> **Description of the task**
Quote the listing below in its entirety, omitting every image.

Provided material start

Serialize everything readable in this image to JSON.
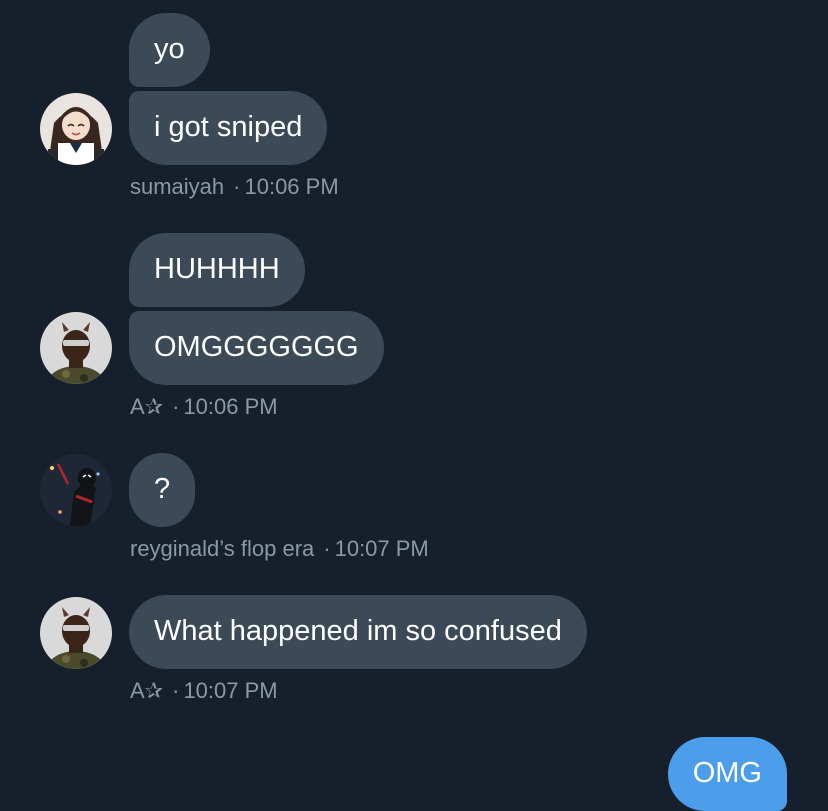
{
  "messages": [
    {
      "sender": "sumaiyah",
      "time": "10:06 PM",
      "lines": [
        "yo",
        "i got sniped"
      ],
      "avatar": "anime-girl-avatar-icon"
    },
    {
      "sender": "A✰",
      "time": "10:06 PM",
      "lines": [
        "HUHHHH",
        "OMGGGGGGG"
      ],
      "avatar": "masked-person-avatar-icon"
    },
    {
      "sender": "reyginald’s flop era",
      "time": "10:07 PM",
      "lines": [
        "?"
      ],
      "avatar": "spider-hero-avatar-icon"
    },
    {
      "sender": "A✰",
      "time": "10:07 PM",
      "lines": [
        "What happened im so confused"
      ],
      "avatar": "masked-person-avatar-icon"
    }
  ],
  "sent": {
    "text": "OMG"
  },
  "separator": "·",
  "colors": {
    "background": "#16202c",
    "received_bubble": "#3c4a58",
    "sent_bubble": "#4c9eea",
    "meta_text": "#8b98a5"
  }
}
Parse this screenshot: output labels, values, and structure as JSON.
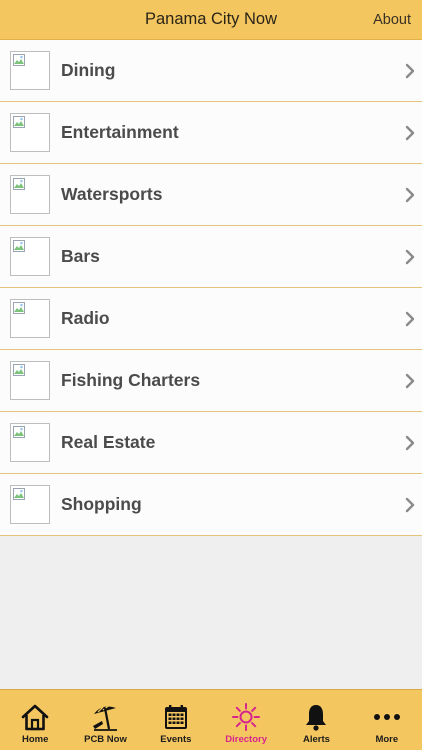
{
  "header": {
    "title": "Panama City Now",
    "about_label": "About"
  },
  "directory": {
    "items": [
      {
        "label": "Dining"
      },
      {
        "label": "Entertainment"
      },
      {
        "label": "Watersports"
      },
      {
        "label": "Bars"
      },
      {
        "label": "Radio"
      },
      {
        "label": "Fishing Charters"
      },
      {
        "label": "Real Estate"
      },
      {
        "label": "Shopping"
      }
    ]
  },
  "tabbar": {
    "active_tab": "Directory",
    "active_color": "#d8248f",
    "tabs": [
      {
        "label": "Home",
        "icon": "home-icon"
      },
      {
        "label": "PCB Now",
        "icon": "beach-umbrella-icon"
      },
      {
        "label": "Events",
        "icon": "calendar-icon"
      },
      {
        "label": "Directory",
        "icon": "sun-icon"
      },
      {
        "label": "Alerts",
        "icon": "bell-icon"
      },
      {
        "label": "More",
        "icon": "more-dots-icon"
      }
    ]
  },
  "colors": {
    "bar_background": "#f3c65f",
    "row_divider": "#e7c47b",
    "row_text": "#4b4b4b",
    "empty_background": "#efefef"
  }
}
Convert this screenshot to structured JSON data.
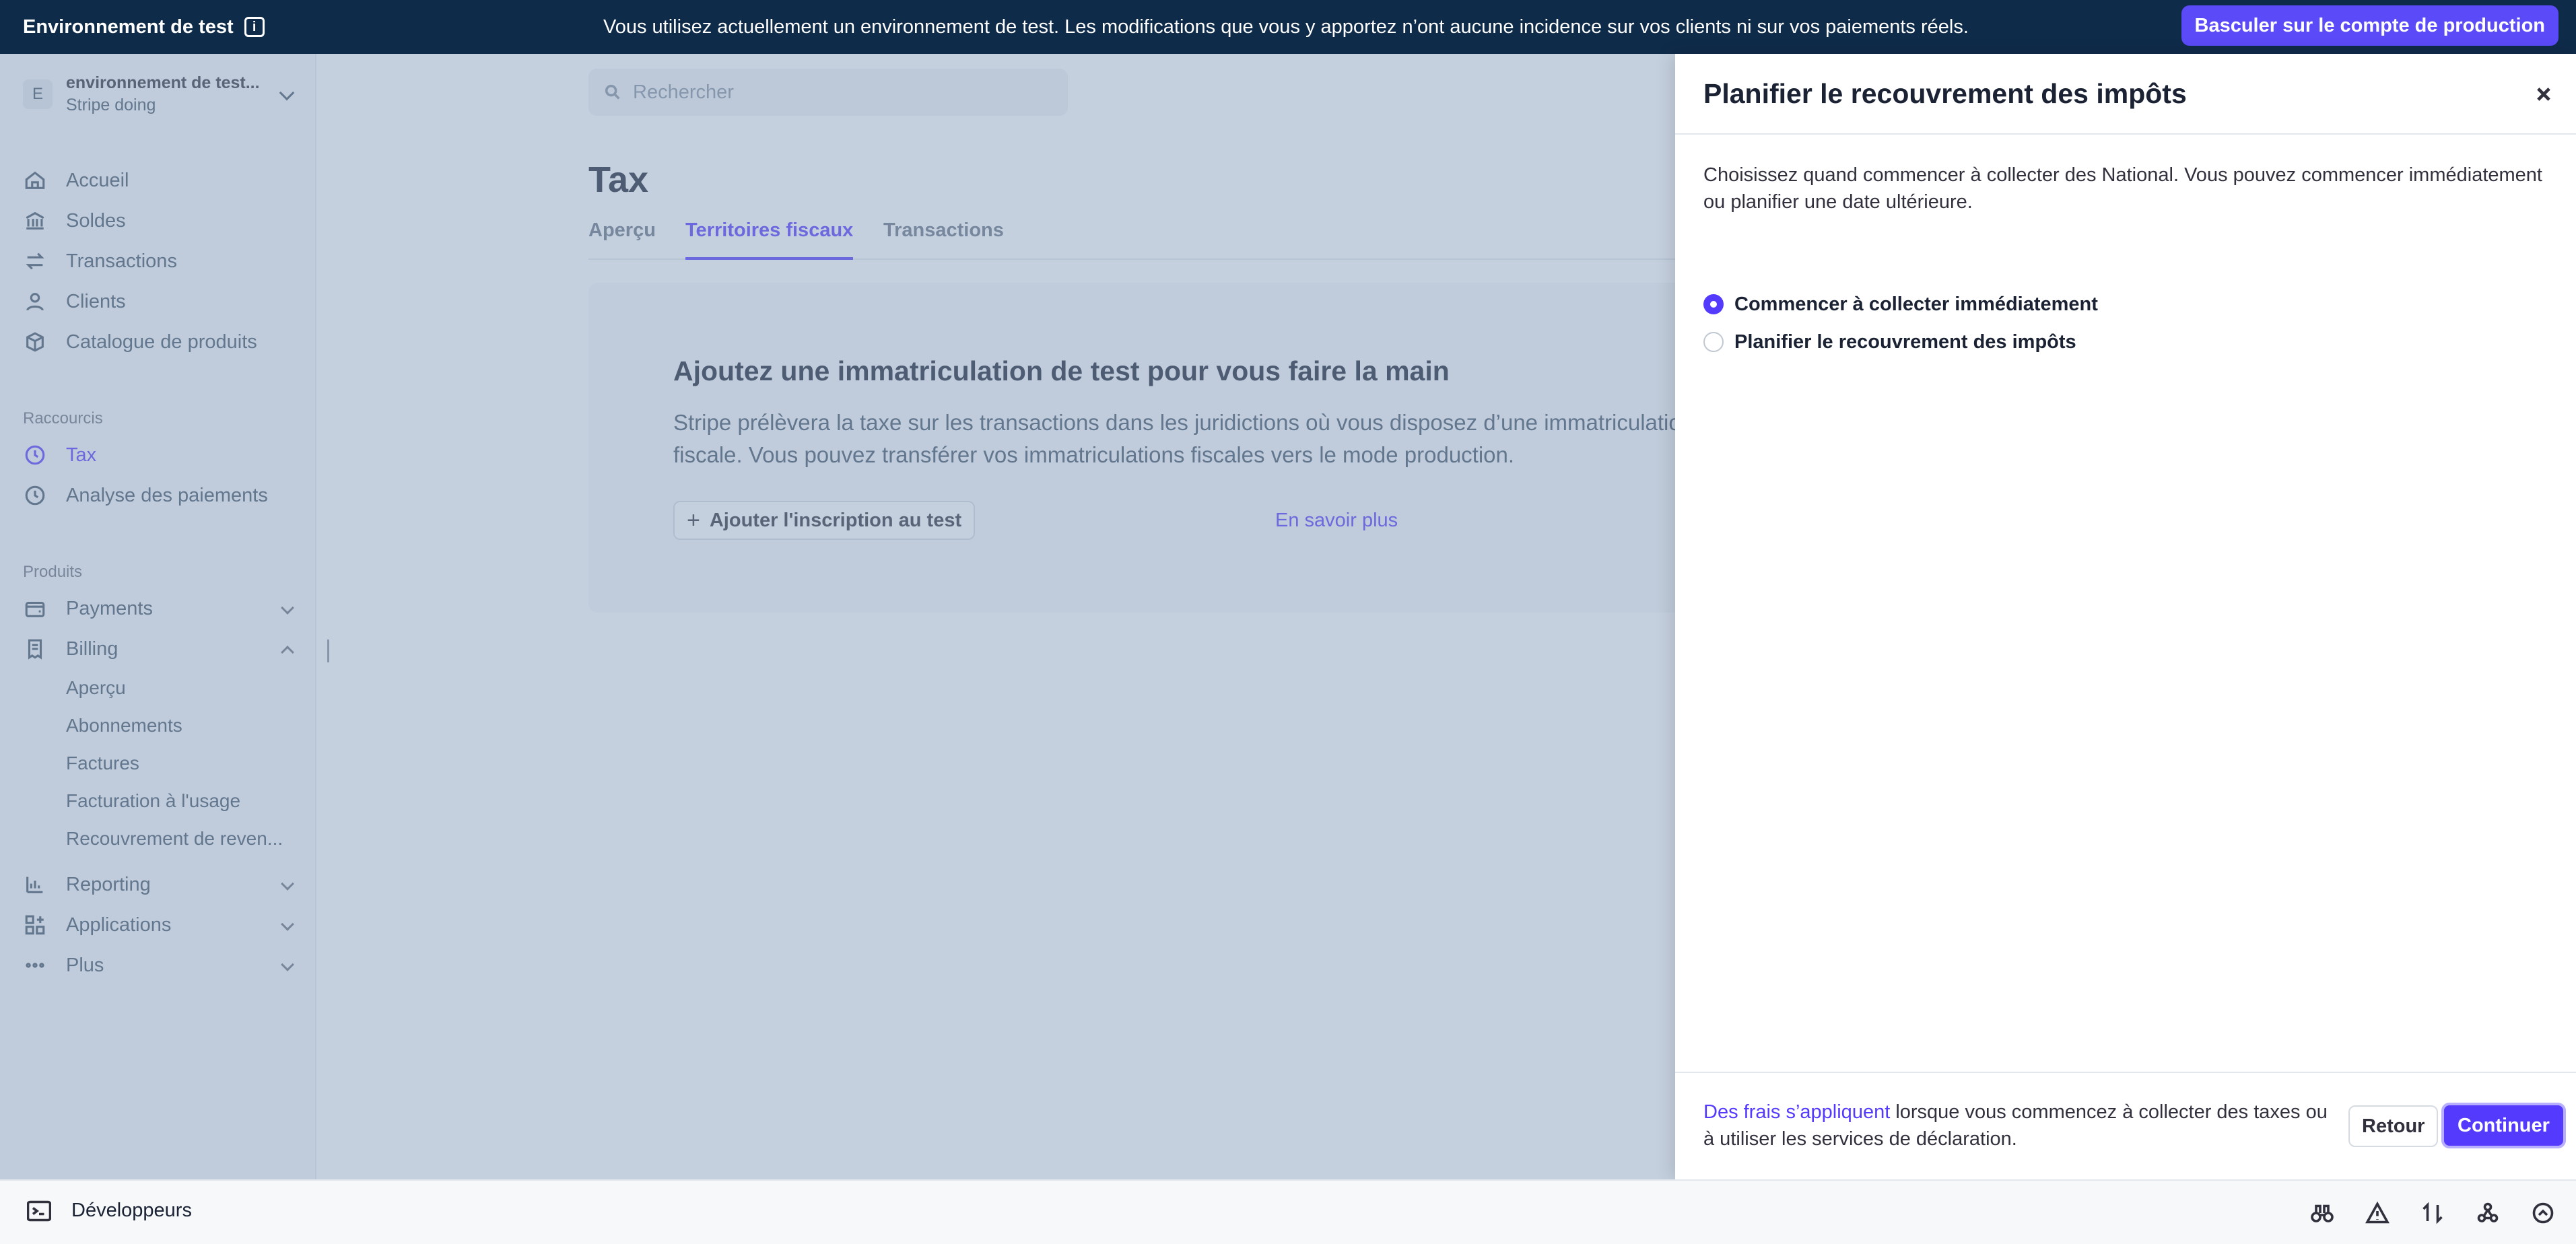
{
  "banner": {
    "env_label": "Environnement de test",
    "message": "Vous utilisez actuellement un environnement de test. Les modifications que vous y apportez n’ont aucune incidence sur vos clients ni sur vos paiements réels.",
    "prod_button": "Basculer sur le compte de production"
  },
  "account": {
    "initial": "E",
    "name": "environnement de test...",
    "subtitle": "Stripe doing"
  },
  "sidebar": {
    "items": [
      {
        "label": "Accueil",
        "icon": "home-icon"
      },
      {
        "label": "Soldes",
        "icon": "balances-icon"
      },
      {
        "label": "Transactions",
        "icon": "transactions-icon"
      },
      {
        "label": "Clients",
        "icon": "user-icon"
      },
      {
        "label": "Catalogue de produits",
        "icon": "box-icon"
      }
    ],
    "shortcuts_label": "Raccourcis",
    "shortcuts": [
      {
        "label": "Tax",
        "icon": "clock-icon"
      },
      {
        "label": "Analyse des paiements",
        "icon": "clock-icon"
      }
    ],
    "products_label": "Produits",
    "products": [
      {
        "label": "Payments",
        "icon": "wallet-icon"
      },
      {
        "label": "Billing",
        "icon": "billing-icon"
      }
    ],
    "billing_sub": [
      "Aperçu",
      "Abonnements",
      "Factures",
      "Facturation à l'usage",
      "Recouvrement de reven..."
    ],
    "more": [
      {
        "label": "Reporting",
        "icon": "chart-icon"
      },
      {
        "label": "Applications",
        "icon": "apps-icon"
      },
      {
        "label": "Plus",
        "icon": "more-icon"
      }
    ]
  },
  "main": {
    "search_placeholder": "Rechercher",
    "title": "Tax",
    "tabs": [
      "Aperçu",
      "Territoires fiscaux",
      "Transactions"
    ],
    "active_tab": "Territoires fiscaux",
    "card": {
      "heading": "Ajoutez une immatriculation de test pour vous faire la main",
      "text": "Stripe prélèvera la taxe sur les transactions dans les juridictions où vous disposez d’une immatriculation fiscale. Vous pouvez transférer vos immatriculations fiscales vers le mode production.",
      "add_button": "Ajouter l'inscription au test",
      "learn_more": "En savoir plus"
    }
  },
  "drawer": {
    "title": "Planifier le recouvrement des impôts",
    "description": "Choisissez quand commencer à collecter des National. Vous pouvez commencer immédiatement ou planifier une date ultérieure.",
    "options": [
      {
        "label": "Commencer à collecter immédiatement",
        "selected": true
      },
      {
        "label": "Planifier le recouvrement des impôts",
        "selected": false
      }
    ],
    "footer_link": "Des frais s’appliquent",
    "footer_text": " lorsque vous commencez à collecter des taxes ou à utiliser les services de déclaration.",
    "back_button": "Retour",
    "continue_button": "Continuer"
  },
  "devbar": {
    "label": "Développeurs"
  },
  "colors": {
    "accent": "#533afd",
    "banner_bg": "#0f2b4a",
    "banner_button": "#5a4af8"
  }
}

Provided material end

> **Worked answer**
Serialize everything readable in this image to JSON.
{
  "messages": [
    {
      "sender": "sumaiyah",
      "time": "10:06 PM",
      "lines": [
        "yo",
        "i got sniped"
      ],
      "avatar": "anime-girl-avatar-icon"
    },
    {
      "sender": "A✰",
      "time": "10:06 PM",
      "lines": [
        "HUHHHH",
        "OMGGGGGGG"
      ],
      "avatar": "masked-person-avatar-icon"
    },
    {
      "sender": "reyginald’s flop era",
      "time": "10:07 PM",
      "lines": [
        "?"
      ],
      "avatar": "spider-hero-avatar-icon"
    },
    {
      "sender": "A✰",
      "time": "10:07 PM",
      "lines": [
        "What happened im so confused"
      ],
      "avatar": "masked-person-avatar-icon"
    }
  ],
  "sent": {
    "text": "OMG"
  },
  "separator": "·",
  "colors": {
    "background": "#16202c",
    "received_bubble": "#3c4a58",
    "sent_bubble": "#4c9eea",
    "meta_text": "#8b98a5"
  }
}
Parse this screenshot: output labels, values, and structure as JSON.
{
  "header": {
    "title": "Panama City Now",
    "about_label": "About"
  },
  "directory": {
    "items": [
      {
        "label": "Dining"
      },
      {
        "label": "Entertainment"
      },
      {
        "label": "Watersports"
      },
      {
        "label": "Bars"
      },
      {
        "label": "Radio"
      },
      {
        "label": "Fishing Charters"
      },
      {
        "label": "Real Estate"
      },
      {
        "label": "Shopping"
      }
    ]
  },
  "tabbar": {
    "active_tab": "Directory",
    "active_color": "#d8248f",
    "tabs": [
      {
        "label": "Home",
        "icon": "home-icon"
      },
      {
        "label": "PCB Now",
        "icon": "beach-umbrella-icon"
      },
      {
        "label": "Events",
        "icon": "calendar-icon"
      },
      {
        "label": "Directory",
        "icon": "sun-icon"
      },
      {
        "label": "Alerts",
        "icon": "bell-icon"
      },
      {
        "label": "More",
        "icon": "more-dots-icon"
      }
    ]
  },
  "colors": {
    "bar_background": "#f3c65f",
    "row_divider": "#e7c47b",
    "row_text": "#4b4b4b",
    "empty_background": "#efefef"
  }
}
Convert this screenshot to structured JSON data.
{
  "banner": {
    "env_label": "Environnement de test",
    "message": "Vous utilisez actuellement un environnement de test. Les modifications que vous y apportez n’ont aucune incidence sur vos clients ni sur vos paiements réels.",
    "prod_button": "Basculer sur le compte de production"
  },
  "account": {
    "initial": "E",
    "name": "environnement de test...",
    "subtitle": "Stripe doing"
  },
  "sidebar": {
    "items": [
      {
        "label": "Accueil",
        "icon": "home-icon"
      },
      {
        "label": "Soldes",
        "icon": "balances-icon"
      },
      {
        "label": "Transactions",
        "icon": "transactions-icon"
      },
      {
        "label": "Clients",
        "icon": "user-icon"
      },
      {
        "label": "Catalogue de produits",
        "icon": "box-icon"
      }
    ],
    "shortcuts_label": "Raccourcis",
    "shortcuts": [
      {
        "label": "Tax",
        "icon": "clock-icon"
      },
      {
        "label": "Analyse des paiements",
        "icon": "clock-icon"
      }
    ],
    "products_label": "Produits",
    "products": [
      {
        "label": "Payments",
        "icon": "wallet-icon"
      },
      {
        "label": "Billing",
        "icon": "billing-icon"
      }
    ],
    "billing_sub": [
      "Aperçu",
      "Abonnements",
      "Factures",
      "Facturation à l'usage",
      "Recouvrement de reven..."
    ],
    "more": [
      {
        "label": "Reporting",
        "icon": "chart-icon"
      },
      {
        "label": "Applications",
        "icon": "apps-icon"
      },
      {
        "label": "Plus",
        "icon": "more-icon"
      }
    ]
  },
  "main": {
    "search_placeholder": "Rechercher",
    "title": "Tax",
    "tabs": [
      "Aperçu",
      "Territoires fiscaux",
      "Transactions"
    ],
    "active_tab": "Territoires fiscaux",
    "card": {
      "heading": "Ajoutez une immatriculation de test pour vous faire la main",
      "text": "Stripe prélèvera la taxe sur les transactions dans les juridictions où vous disposez d’une immatriculation fiscale. Vous pouvez transférer vos immatriculations fiscales vers le mode production.",
      "add_button": "Ajouter l'inscription au test",
      "learn_more": "En savoir plus"
    }
  },
  "drawer": {
    "title": "Planifier le recouvrement des impôts",
    "description": "Choisissez quand commencer à collecter des National. Vous pouvez commencer immédiatement ou planifier une date ultérieure.",
    "options": [
      {
        "label": "Commencer à collecter immédiatement",
        "selected": true
      },
      {
        "label": "Planifier le recouvrement des impôts",
        "selected": false
      }
    ],
    "footer_link": "Des frais s’appliquent",
    "footer_text": " lorsque vous commencez à collecter des taxes ou à utiliser les services de déclaration.",
    "back_button": "Retour",
    "continue_button": "Continuer"
  },
  "devbar": {
    "label": "Développeurs"
  },
  "colors": {
    "accent": "#533afd",
    "banner_bg": "#0f2b4a",
    "banner_button": "#5a4af8"
  }
}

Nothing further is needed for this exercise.